### Excerpted records
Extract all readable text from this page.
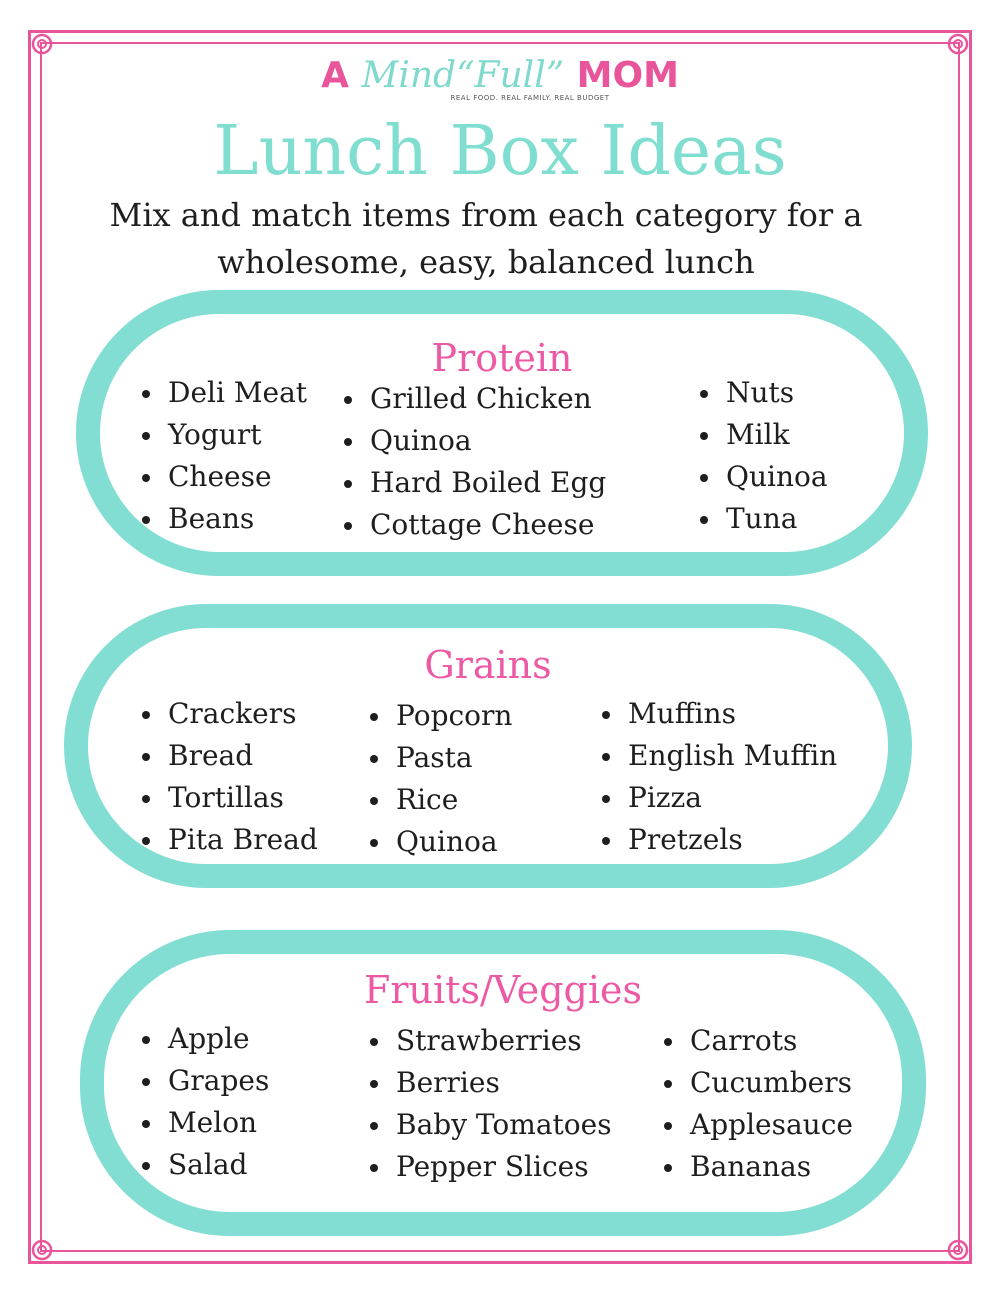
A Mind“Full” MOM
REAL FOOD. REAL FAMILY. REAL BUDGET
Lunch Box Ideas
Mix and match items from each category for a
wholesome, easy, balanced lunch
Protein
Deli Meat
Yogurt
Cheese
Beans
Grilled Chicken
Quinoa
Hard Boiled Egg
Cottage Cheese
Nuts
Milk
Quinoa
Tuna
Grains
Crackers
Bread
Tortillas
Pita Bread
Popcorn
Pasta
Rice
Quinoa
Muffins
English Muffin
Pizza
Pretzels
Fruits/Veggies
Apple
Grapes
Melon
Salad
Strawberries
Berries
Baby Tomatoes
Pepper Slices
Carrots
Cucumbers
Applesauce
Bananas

### What the exercise asks
Repeat all of the material above exactly, leaving out pictures.

### Solved problem
Extract all readable text from this page.
A Mind“Full” MOM
REAL FOOD. REAL FAMILY. REAL BUDGET
Lunch Box Ideas
Mix and match items from each category for a
wholesome, easy, balanced lunch
Protein
Deli Meat
Yogurt
Cheese
Beans
Grilled Chicken
Quinoa
Hard Boiled Egg
Cottage Cheese
Nuts
Milk
Quinoa
Tuna
Grains
Crackers
Bread
Tortillas
Pita Bread
Popcorn
Pasta
Rice
Quinoa
Muffins
English Muffin
Pizza
Pretzels
Fruits/Veggies
Apple
Grapes
Melon
Salad
Strawberries
Berries
Baby Tomatoes
Pepper Slices
Carrots
Cucumbers
Applesauce
Bananas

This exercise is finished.